--- Recorded data ---

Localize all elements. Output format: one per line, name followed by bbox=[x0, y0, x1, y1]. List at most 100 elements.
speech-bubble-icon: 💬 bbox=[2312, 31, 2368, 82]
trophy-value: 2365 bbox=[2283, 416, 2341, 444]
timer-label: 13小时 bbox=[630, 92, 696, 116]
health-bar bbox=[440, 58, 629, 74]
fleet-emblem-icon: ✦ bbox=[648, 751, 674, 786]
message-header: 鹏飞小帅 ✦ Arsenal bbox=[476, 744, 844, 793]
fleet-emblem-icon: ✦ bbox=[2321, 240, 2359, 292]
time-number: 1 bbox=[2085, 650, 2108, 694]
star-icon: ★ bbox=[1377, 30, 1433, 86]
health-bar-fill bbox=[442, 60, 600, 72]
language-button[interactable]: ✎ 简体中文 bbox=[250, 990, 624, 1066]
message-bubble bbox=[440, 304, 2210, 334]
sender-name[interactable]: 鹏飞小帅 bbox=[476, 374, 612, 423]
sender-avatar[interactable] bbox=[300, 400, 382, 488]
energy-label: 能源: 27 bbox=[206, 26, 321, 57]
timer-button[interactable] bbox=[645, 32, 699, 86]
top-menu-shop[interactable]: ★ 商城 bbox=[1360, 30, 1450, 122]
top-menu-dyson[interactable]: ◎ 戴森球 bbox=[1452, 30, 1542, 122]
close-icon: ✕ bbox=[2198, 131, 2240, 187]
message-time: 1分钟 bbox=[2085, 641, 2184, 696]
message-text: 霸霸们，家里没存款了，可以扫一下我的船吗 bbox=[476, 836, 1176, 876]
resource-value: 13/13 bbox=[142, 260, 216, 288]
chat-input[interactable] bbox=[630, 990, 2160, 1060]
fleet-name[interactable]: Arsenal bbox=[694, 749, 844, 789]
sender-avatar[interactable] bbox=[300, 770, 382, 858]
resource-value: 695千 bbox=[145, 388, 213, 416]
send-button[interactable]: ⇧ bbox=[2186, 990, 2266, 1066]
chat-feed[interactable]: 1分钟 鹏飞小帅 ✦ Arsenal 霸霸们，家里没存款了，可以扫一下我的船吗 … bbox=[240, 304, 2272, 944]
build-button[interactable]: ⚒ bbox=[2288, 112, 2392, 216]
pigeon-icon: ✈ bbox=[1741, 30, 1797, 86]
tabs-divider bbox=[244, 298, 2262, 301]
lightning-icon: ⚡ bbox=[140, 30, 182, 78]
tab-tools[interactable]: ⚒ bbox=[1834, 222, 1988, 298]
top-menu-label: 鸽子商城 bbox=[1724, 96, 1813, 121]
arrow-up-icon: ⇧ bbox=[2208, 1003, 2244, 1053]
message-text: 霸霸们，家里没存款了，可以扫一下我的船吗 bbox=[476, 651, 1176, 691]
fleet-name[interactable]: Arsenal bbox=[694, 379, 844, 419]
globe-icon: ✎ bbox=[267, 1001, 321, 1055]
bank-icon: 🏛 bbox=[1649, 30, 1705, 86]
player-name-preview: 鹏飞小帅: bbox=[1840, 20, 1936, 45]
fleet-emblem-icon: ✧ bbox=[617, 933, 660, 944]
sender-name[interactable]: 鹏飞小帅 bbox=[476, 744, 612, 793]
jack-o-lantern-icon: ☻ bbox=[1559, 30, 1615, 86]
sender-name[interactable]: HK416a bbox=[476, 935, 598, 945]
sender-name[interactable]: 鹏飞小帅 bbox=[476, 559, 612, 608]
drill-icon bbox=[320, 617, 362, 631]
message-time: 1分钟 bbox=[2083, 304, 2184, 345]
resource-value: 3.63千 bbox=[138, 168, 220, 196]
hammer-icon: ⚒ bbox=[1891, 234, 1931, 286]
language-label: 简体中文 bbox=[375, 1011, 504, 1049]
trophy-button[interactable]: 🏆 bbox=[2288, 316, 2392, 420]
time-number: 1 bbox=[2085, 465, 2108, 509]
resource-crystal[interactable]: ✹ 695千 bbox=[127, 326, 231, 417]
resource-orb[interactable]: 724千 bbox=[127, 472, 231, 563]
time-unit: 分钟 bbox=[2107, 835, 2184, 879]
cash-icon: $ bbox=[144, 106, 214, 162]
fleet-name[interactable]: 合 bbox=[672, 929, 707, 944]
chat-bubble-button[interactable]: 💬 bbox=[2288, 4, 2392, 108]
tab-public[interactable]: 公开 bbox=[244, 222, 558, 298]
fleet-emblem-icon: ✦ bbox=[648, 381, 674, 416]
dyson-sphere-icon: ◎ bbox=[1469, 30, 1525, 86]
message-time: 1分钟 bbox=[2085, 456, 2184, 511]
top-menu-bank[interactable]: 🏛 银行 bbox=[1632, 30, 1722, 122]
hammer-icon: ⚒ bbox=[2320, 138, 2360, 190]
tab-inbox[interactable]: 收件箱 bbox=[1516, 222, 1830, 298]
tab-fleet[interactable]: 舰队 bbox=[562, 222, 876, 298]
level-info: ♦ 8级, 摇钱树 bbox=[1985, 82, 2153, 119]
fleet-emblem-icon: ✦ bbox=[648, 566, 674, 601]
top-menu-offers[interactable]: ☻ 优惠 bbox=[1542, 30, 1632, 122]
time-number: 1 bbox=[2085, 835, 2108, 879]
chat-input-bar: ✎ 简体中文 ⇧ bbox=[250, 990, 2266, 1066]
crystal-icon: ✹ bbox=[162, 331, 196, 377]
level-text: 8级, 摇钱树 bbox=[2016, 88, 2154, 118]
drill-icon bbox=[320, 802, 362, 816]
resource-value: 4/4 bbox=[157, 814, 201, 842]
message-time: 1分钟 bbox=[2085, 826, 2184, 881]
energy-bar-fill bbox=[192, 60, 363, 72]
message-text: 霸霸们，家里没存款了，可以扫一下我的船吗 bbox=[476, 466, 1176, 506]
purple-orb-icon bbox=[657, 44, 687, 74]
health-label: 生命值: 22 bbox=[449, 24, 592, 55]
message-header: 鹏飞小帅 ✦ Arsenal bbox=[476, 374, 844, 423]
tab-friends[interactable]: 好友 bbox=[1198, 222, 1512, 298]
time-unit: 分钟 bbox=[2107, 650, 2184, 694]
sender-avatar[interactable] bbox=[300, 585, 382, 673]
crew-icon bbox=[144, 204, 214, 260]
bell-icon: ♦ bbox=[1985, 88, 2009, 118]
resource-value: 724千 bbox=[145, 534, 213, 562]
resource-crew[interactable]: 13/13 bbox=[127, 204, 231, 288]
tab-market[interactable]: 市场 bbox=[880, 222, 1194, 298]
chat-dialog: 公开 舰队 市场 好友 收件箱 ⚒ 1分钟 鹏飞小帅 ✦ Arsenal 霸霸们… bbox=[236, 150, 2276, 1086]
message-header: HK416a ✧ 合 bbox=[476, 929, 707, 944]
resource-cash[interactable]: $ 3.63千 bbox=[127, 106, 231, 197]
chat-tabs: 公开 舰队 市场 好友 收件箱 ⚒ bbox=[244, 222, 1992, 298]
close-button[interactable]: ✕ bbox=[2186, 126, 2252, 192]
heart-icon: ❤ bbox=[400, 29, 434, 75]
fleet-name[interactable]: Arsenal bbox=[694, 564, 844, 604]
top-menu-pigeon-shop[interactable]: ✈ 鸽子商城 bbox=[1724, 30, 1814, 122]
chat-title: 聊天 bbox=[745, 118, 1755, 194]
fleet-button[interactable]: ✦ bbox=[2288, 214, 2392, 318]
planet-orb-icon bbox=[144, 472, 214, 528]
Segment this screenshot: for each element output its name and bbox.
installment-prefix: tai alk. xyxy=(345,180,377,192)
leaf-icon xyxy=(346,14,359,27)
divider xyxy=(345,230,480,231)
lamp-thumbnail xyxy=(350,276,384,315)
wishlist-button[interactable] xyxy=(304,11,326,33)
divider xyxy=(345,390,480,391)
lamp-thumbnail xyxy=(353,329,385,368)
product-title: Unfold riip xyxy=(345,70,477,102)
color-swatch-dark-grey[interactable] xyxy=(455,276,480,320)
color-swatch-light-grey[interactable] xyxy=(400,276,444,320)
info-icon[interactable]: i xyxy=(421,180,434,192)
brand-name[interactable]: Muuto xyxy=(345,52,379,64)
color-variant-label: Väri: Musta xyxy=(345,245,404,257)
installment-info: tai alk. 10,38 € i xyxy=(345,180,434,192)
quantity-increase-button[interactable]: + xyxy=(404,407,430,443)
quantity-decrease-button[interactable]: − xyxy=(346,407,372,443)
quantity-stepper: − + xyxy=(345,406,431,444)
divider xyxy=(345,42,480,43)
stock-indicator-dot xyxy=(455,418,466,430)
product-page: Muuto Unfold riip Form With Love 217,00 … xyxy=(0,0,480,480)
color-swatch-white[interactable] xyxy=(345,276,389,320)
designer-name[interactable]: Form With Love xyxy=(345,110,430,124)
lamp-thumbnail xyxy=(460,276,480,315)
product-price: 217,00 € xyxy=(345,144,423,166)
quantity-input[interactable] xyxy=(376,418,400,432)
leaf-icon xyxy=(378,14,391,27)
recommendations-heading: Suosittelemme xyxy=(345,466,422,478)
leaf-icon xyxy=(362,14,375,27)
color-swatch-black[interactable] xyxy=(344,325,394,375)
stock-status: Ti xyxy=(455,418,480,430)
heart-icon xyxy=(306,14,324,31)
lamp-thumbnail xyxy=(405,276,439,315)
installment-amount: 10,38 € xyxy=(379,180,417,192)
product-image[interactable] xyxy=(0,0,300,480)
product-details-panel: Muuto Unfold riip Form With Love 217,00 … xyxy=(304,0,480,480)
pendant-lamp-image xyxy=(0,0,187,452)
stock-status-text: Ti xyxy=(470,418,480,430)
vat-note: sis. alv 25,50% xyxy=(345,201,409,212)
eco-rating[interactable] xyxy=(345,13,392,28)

---

**Problem statement:**
Show each line of the records that contains the string "language", copying every such line in full. Case counts.

**The reply:**
language-button[interactable]: ✎ 简体中文 bbox=[250, 990, 624, 1066]
language-label: 简体中文 bbox=[375, 1011, 504, 1049]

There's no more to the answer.